*Challenge*.
Look for "levels" in each line of the entries, and return the matching lines.

------------------------------------------------------------

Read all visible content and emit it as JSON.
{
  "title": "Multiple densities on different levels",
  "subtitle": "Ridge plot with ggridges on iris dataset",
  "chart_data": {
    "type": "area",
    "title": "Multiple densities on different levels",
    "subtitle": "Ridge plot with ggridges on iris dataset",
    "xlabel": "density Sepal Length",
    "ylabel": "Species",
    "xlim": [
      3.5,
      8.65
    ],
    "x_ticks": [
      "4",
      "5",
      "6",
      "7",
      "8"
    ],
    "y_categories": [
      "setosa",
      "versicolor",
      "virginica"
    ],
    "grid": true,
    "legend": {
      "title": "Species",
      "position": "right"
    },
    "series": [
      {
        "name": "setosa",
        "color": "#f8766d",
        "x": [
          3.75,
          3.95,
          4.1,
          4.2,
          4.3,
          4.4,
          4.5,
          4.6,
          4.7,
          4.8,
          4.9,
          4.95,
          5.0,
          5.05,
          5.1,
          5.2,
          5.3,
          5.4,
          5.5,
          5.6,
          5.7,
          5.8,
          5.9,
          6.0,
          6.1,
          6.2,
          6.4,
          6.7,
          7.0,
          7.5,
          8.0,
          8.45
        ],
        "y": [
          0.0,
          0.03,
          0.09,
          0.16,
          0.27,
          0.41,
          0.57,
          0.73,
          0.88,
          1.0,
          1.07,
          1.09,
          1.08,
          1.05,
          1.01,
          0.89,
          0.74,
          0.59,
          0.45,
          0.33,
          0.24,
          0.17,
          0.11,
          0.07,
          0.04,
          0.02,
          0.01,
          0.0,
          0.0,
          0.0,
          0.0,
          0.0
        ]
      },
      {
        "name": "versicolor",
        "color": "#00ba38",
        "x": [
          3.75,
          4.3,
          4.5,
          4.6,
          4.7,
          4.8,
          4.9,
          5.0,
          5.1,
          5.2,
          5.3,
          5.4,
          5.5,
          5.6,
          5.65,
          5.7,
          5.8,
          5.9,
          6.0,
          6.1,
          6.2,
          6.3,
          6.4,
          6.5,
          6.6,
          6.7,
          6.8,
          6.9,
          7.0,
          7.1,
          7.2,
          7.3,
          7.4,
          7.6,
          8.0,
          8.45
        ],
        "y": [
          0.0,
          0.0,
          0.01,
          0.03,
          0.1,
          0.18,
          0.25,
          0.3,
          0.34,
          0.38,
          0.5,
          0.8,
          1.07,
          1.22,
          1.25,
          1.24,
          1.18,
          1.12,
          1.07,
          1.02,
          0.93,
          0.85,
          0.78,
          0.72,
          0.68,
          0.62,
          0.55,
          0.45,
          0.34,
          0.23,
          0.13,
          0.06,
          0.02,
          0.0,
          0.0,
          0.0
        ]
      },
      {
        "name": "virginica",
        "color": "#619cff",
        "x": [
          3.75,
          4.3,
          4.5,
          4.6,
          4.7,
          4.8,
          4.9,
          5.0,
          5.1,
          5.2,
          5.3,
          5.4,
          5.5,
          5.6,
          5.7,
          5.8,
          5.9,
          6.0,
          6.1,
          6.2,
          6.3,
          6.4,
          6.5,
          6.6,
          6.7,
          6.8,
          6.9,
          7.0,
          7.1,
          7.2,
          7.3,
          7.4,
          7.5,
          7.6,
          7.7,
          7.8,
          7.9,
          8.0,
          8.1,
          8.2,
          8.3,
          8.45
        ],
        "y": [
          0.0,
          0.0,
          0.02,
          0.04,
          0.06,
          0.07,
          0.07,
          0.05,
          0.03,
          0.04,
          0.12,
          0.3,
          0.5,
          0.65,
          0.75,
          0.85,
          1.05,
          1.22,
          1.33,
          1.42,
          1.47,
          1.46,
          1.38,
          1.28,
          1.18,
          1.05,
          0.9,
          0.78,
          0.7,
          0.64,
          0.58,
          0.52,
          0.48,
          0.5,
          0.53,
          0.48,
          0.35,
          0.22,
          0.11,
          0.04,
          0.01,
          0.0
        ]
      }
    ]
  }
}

------------------------------------------------------------

*Exercise result*.
  "title": "Multiple densities on different levels",
    "title": "Multiple densities on different levels",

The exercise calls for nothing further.